[DATA SHOWN]:

----

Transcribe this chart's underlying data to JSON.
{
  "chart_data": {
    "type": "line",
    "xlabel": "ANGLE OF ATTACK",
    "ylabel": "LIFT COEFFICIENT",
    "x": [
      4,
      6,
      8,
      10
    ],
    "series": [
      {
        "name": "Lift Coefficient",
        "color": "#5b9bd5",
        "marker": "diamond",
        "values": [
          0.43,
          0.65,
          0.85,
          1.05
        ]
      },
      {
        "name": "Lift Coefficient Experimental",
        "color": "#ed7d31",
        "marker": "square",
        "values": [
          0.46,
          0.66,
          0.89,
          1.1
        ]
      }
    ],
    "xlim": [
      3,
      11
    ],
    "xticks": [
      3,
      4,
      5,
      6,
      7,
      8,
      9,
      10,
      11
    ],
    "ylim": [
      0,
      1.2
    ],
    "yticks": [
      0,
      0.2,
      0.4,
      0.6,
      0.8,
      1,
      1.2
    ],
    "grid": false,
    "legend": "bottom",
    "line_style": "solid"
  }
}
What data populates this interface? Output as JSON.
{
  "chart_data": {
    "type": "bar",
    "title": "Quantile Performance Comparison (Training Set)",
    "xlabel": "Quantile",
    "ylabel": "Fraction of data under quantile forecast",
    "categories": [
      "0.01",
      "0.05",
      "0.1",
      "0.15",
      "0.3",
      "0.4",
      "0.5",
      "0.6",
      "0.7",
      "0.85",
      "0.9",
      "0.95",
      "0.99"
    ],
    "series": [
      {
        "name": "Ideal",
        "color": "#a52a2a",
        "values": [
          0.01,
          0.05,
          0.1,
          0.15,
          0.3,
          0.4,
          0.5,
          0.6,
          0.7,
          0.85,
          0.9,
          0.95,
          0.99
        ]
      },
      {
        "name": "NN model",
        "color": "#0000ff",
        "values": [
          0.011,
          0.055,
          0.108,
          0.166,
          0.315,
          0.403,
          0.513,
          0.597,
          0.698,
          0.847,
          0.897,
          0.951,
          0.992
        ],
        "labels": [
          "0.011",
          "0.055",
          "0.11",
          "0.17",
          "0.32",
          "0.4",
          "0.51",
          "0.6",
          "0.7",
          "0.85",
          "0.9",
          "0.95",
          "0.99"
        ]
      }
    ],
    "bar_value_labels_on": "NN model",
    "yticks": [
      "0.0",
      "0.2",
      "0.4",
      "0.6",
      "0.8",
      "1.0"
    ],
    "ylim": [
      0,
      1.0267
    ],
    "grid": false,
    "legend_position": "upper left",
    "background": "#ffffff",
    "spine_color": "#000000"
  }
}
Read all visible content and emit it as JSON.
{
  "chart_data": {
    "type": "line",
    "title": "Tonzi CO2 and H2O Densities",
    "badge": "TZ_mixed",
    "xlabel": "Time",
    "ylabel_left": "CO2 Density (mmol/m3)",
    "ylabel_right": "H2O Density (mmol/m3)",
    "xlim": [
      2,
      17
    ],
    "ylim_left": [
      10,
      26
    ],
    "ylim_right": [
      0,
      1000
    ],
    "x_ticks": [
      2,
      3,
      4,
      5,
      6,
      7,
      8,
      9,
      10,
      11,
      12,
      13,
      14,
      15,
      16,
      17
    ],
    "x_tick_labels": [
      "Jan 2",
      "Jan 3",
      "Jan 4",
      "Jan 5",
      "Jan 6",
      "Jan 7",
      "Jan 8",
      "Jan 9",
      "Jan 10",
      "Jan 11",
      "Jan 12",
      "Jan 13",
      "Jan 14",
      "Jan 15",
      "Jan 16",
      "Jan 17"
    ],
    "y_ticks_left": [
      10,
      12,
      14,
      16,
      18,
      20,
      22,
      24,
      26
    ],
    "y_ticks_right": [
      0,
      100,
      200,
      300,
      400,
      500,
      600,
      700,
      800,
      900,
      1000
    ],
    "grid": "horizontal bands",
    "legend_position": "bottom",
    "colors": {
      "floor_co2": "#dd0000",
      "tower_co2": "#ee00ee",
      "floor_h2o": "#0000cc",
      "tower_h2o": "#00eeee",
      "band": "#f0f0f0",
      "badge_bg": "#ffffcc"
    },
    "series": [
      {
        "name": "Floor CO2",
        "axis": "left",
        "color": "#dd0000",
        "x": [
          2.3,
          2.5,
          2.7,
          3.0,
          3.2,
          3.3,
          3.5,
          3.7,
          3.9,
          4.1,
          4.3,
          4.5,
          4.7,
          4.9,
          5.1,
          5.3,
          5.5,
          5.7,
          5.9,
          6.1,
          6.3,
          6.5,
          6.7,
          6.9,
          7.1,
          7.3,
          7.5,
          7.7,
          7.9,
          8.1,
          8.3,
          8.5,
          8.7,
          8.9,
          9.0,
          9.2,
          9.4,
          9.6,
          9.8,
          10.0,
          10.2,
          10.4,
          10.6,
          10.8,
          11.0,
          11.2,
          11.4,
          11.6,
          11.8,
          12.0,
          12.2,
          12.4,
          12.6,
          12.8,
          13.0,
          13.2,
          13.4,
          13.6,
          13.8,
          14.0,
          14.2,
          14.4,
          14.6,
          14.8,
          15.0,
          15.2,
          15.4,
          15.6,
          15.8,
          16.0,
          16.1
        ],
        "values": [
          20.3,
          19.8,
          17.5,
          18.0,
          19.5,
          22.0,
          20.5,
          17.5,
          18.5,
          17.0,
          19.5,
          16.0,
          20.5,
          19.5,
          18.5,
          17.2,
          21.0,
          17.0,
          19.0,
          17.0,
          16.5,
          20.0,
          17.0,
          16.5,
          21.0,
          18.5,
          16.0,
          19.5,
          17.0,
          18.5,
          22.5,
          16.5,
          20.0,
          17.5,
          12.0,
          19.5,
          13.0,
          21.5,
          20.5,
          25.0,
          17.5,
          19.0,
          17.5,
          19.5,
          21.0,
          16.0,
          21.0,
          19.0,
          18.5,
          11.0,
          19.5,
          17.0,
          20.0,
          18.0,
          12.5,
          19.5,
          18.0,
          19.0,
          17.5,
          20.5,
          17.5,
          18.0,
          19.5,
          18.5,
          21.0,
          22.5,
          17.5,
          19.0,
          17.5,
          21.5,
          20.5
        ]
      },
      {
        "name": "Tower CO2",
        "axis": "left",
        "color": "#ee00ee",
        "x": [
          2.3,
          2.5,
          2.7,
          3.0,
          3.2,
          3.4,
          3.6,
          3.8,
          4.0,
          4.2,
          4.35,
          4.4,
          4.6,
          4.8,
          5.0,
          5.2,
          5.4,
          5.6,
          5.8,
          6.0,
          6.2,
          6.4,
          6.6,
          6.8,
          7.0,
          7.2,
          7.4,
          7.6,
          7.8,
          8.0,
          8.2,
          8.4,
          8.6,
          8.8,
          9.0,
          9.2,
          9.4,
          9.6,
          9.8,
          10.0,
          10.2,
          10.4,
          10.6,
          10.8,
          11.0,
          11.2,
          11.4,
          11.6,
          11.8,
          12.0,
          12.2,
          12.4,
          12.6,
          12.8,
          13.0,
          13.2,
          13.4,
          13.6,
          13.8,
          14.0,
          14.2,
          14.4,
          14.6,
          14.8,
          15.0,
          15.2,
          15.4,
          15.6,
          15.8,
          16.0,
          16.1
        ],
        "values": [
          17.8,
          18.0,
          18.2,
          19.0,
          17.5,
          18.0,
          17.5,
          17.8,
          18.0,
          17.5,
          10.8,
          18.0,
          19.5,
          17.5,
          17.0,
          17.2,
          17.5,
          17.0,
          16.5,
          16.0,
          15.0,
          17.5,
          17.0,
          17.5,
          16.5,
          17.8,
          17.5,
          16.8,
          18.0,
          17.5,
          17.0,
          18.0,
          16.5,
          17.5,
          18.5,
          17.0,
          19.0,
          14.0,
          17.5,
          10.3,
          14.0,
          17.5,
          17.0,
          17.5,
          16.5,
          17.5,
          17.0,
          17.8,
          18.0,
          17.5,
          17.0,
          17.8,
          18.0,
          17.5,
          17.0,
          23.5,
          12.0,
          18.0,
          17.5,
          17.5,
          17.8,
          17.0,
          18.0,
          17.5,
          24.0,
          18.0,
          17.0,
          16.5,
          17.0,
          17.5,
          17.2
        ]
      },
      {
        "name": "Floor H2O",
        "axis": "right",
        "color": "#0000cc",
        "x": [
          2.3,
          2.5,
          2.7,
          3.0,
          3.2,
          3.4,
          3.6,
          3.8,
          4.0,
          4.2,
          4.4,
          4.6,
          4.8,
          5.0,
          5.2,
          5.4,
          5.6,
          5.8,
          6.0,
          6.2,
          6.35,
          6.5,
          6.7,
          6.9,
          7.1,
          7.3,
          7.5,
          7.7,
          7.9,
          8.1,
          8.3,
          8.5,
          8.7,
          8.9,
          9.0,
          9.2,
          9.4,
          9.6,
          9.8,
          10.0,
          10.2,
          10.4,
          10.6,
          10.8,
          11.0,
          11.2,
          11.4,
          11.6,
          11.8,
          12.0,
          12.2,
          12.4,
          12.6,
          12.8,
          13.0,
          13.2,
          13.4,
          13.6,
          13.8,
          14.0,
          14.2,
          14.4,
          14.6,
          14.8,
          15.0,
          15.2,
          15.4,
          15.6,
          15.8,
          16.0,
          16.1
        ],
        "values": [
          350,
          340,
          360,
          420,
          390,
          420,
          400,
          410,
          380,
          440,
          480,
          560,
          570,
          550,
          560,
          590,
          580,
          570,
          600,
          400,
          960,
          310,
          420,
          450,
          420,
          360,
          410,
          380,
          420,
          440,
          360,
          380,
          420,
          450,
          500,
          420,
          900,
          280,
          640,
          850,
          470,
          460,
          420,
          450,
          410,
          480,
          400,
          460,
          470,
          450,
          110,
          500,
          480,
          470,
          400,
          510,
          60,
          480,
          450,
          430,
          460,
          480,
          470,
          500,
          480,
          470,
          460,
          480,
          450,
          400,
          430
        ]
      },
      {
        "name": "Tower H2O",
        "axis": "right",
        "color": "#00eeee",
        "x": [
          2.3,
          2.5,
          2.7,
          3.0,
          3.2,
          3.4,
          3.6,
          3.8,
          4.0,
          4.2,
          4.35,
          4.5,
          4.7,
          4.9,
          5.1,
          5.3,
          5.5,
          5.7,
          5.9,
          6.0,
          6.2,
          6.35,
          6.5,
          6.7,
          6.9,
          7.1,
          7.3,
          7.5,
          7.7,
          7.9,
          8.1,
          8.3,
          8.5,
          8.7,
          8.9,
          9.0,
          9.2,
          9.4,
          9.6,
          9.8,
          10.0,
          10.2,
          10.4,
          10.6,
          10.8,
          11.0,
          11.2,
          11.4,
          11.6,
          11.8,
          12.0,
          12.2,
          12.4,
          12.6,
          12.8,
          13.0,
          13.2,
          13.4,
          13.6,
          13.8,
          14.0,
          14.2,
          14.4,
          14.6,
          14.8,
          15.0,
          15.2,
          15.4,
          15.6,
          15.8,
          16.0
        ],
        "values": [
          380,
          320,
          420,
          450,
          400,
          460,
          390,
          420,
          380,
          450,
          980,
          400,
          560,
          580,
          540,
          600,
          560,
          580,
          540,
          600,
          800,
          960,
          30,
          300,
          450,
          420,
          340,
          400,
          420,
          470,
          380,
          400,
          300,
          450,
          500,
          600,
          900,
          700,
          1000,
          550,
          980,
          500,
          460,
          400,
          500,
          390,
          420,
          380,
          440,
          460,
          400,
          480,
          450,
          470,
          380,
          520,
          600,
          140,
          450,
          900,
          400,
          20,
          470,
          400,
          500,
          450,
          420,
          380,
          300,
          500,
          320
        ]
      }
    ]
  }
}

----

[EXERCISE TASK]:
Your task is to pick out every line with the string "xlabel" and copy it.

[WORKED SOLUTION]:
    "xlabel": "ANGLE OF ATTACK",
    "xlabel": "Quantile",
    "xlabel": "Time",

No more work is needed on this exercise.